**QUOTED PASSAGE:**
··········

# Bolognese - what and when to add what...



## rpmcmurphy (Jan 8, 2008)

I hear many a difference recipes for bolognese and, well, I always hate to just use something off of foodnetwork.com or what have you....what I usually do is look at a bunch of recipes, ingredients, etc. then form my own recipe and give it a shot. 

With something as simple as a good bolognese sauce this doesn't seem to be working! Cream or no cream, or milk, or white wine or red wine, etc. etc. then there is the when to add each! 

Anyone point me in the right direction?

Also can i make a bunch and freeze? I have a 6qt Le Creuset warmin up (well not yet....i'm still at work)


----------



## boar_d_laze (Feb 13, 2008)

There is no standardized bolognese. The constants seem to be a tomato sauces starting with ground or minced meat added to a mirepoix (in Italian cooking called a battutto).

··········

**Lines of data:**
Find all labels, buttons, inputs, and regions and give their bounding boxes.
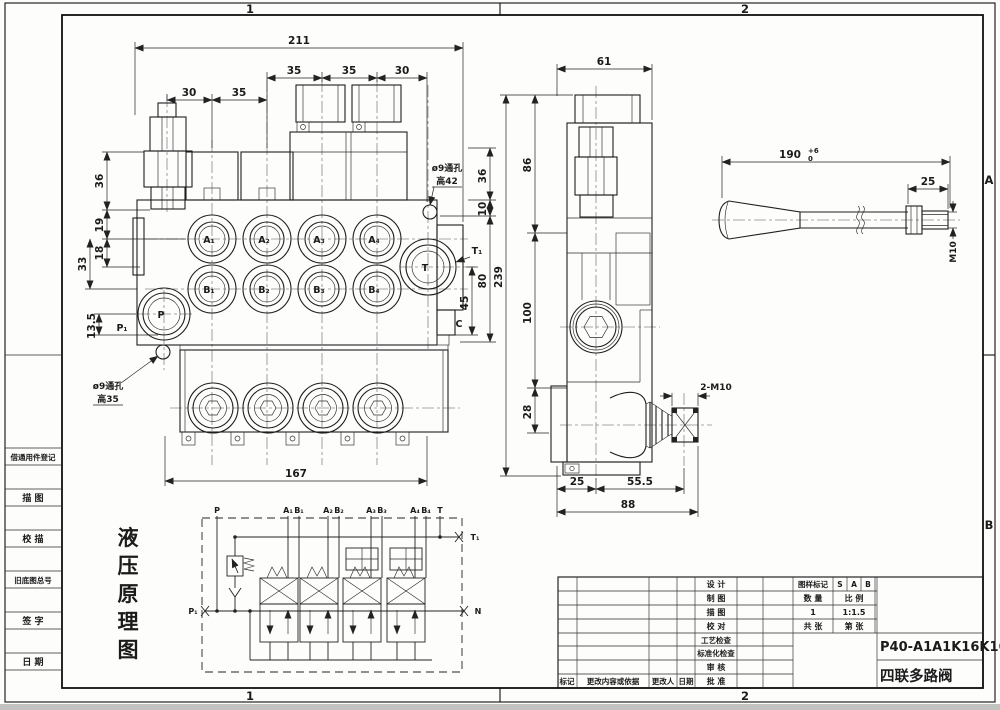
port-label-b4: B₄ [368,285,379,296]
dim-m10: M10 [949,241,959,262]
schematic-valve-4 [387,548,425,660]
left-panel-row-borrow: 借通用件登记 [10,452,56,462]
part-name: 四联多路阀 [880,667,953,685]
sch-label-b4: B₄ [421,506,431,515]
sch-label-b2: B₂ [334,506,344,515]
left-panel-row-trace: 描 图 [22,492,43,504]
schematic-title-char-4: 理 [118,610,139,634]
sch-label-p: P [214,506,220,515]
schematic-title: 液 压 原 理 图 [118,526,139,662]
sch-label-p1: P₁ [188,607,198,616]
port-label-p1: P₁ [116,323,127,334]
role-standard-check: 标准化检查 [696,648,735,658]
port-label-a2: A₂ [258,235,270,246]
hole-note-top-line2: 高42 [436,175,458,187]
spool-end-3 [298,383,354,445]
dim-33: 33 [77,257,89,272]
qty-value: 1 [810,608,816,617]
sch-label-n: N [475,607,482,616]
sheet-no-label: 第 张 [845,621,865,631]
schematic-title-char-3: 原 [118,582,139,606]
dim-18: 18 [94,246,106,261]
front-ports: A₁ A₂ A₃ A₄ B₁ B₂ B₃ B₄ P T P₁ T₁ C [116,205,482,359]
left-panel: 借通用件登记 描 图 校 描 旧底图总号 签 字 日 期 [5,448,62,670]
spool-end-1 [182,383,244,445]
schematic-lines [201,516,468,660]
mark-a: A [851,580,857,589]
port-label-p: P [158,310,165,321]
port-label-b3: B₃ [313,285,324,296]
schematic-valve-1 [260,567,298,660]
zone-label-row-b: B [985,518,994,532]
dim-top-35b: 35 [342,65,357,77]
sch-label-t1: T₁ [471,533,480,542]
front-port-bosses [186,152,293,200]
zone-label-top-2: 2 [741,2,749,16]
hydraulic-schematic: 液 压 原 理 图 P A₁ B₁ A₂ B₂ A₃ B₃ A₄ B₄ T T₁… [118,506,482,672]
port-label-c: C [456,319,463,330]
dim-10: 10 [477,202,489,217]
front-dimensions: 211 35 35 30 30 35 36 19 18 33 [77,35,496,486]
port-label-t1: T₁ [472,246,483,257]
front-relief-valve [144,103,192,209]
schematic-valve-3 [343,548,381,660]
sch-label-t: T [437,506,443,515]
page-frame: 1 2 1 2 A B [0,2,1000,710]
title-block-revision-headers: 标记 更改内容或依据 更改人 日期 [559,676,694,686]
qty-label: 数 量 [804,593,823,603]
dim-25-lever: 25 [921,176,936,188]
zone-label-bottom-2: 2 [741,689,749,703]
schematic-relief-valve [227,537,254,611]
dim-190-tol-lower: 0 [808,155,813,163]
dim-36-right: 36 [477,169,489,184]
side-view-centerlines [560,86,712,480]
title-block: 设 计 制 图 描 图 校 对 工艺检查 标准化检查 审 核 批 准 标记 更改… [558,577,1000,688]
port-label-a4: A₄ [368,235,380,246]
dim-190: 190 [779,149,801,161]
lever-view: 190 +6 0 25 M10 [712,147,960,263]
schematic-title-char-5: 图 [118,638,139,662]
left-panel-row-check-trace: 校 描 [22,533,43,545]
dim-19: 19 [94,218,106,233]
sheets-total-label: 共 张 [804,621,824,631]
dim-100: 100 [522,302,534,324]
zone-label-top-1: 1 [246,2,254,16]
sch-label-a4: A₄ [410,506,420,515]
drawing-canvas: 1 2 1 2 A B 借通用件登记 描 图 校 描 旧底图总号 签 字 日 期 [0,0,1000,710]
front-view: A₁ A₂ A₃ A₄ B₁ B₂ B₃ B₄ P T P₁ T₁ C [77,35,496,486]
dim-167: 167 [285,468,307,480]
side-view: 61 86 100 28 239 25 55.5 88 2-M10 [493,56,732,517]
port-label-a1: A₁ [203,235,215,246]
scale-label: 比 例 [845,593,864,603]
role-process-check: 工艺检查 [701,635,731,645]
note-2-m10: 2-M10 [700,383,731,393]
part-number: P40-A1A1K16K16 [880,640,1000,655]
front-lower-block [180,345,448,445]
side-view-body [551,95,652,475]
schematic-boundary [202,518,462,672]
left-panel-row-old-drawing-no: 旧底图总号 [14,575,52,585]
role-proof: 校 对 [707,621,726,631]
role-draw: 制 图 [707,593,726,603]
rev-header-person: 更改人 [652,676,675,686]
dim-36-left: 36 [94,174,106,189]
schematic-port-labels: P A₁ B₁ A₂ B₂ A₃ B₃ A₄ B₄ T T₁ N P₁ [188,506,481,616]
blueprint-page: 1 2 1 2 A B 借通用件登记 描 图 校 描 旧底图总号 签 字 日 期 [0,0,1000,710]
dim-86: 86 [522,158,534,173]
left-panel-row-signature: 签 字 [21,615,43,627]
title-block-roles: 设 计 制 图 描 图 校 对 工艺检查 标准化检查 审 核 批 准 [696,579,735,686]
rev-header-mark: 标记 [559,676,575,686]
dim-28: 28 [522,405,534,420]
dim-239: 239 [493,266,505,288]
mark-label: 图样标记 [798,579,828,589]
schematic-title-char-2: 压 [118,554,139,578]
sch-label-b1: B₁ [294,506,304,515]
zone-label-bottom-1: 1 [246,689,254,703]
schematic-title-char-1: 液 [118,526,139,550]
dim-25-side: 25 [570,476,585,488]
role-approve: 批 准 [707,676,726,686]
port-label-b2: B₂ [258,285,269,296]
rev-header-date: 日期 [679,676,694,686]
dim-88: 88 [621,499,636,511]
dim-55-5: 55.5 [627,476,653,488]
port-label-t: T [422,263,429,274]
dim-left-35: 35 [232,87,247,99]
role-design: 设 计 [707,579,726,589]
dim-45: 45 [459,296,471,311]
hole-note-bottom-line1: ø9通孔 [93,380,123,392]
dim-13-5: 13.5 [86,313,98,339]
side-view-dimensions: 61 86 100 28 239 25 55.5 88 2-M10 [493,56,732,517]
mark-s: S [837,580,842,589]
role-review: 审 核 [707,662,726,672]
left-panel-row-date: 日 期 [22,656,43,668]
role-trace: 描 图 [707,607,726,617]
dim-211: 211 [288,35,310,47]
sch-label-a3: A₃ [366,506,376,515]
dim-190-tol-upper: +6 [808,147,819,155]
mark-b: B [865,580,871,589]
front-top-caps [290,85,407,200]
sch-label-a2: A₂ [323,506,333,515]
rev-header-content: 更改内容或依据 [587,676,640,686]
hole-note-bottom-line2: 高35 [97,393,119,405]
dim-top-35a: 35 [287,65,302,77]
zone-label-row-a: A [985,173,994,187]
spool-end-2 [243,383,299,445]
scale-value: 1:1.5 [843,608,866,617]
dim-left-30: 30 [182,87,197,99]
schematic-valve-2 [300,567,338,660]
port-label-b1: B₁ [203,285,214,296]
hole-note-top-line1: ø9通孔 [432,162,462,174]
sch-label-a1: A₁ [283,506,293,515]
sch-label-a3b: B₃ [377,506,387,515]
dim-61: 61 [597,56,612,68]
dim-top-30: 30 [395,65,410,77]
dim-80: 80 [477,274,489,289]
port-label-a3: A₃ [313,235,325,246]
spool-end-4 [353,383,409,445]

··········

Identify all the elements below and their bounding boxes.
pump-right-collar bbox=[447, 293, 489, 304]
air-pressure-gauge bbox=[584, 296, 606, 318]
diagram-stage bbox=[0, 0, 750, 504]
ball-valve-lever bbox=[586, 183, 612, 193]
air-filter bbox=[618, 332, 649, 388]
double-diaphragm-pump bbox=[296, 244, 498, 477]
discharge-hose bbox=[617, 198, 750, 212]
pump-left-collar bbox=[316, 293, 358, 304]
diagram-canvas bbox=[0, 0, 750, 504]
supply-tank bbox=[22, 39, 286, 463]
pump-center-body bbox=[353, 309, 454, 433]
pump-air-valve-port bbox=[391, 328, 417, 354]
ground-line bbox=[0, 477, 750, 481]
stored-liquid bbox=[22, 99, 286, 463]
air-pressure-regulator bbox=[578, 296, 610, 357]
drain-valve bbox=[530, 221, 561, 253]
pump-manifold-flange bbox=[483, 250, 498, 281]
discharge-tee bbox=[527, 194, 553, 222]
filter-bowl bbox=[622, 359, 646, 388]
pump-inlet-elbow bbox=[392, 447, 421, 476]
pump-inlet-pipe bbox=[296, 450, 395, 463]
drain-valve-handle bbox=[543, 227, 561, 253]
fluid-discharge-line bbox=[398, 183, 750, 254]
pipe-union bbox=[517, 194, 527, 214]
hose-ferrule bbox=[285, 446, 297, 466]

··········

**GIVEN REQUEST A:** In the lines of data from the line with "Identify all the" to the line with "fluid-discharge-line bbox=[398, 183, 750, 254]", swap "drain-valve" for "bleed-valve" and return only those lines, otherwise unchanged.
**GIVEN REQUEST B:** Write the next part of the forum thread on making bolognese sauce, starting after its last sentence.
These lines of data are unrelated to the thread.

**EXPECTED OUTPUT A:**
Identify all the elements below and their bounding boxes.
pump-right-collar bbox=[447, 293, 489, 304]
air-pressure-gauge bbox=[584, 296, 606, 318]
diagram-stage bbox=[0, 0, 750, 504]
ball-valve-lever bbox=[586, 183, 612, 193]
air-filter bbox=[618, 332, 649, 388]
double-diaphragm-pump bbox=[296, 244, 498, 477]
discharge-hose bbox=[617, 198, 750, 212]
pump-left-collar bbox=[316, 293, 358, 304]
diagram-canvas bbox=[0, 0, 750, 504]
supply-tank bbox=[22, 39, 286, 463]
pump-center-body bbox=[353, 309, 454, 433]
pump-air-valve-port bbox=[391, 328, 417, 354]
ground-line bbox=[0, 477, 750, 481]
stored-liquid bbox=[22, 99, 286, 463]
air-pressure-regulator bbox=[578, 296, 610, 357]
bleed-valve bbox=[530, 221, 561, 253]
pump-manifold-flange bbox=[483, 250, 498, 281]
discharge-tee bbox=[527, 194, 553, 222]
filter-bowl bbox=[622, 359, 646, 388]
pump-inlet-elbow bbox=[392, 447, 421, 476]
pump-inlet-pipe bbox=[296, 450, 395, 463]
bleed-valve-handle bbox=[543, 227, 561, 253]
fluid-discharge-line bbox=[398, 183, 750, 254]

**EXPECTED OUTPUT B:**
The meat(s) can be pork, beef, veal or some combination. In addition, finely diced bacon, pancetta, pork-belly or ham is sometimes added. Sometimes a smoked pork chop. We like ground beef and pork with diced smoked ham or pork chop and minced chicken(!).

No wine? You've got to be kidding. But it can be white, red, or even something like a dry vermouth or marsala. Your call.

Bologna is dairy country so some sort of milk or cream is typical. Indeed, the sauce is typically more pink than red. I prefer 1/2 and 1/2 to milk or cream; milk to cream, milk or cream to no milk or cream. But again, there are no absolutes on this.

About 20 years ago it got kind of cutting-edge to add vodka to bolognese or similar sauces. Definitely a trendoid whose time has passed. IMO, it's pretentious, expensive and adds nothing. Still, everyone has to try it once.

Marcella Hazan has a good, simple recipe based on ground beef. There's one still better from a 2002 (?) Gourmet Magazine article by Mario Batali -- you really can't do better than this recipe. You can find them on the net.

If you want to get creative, try substituting an inexpensive Madeira (e.g., San Antonio Winery -- Los Angeles, CA) or an inexpensive _fino_ sherry for the white wine.

BDL


----------



## rpmcmurphy (Jan 8, 2008)

this one look ok?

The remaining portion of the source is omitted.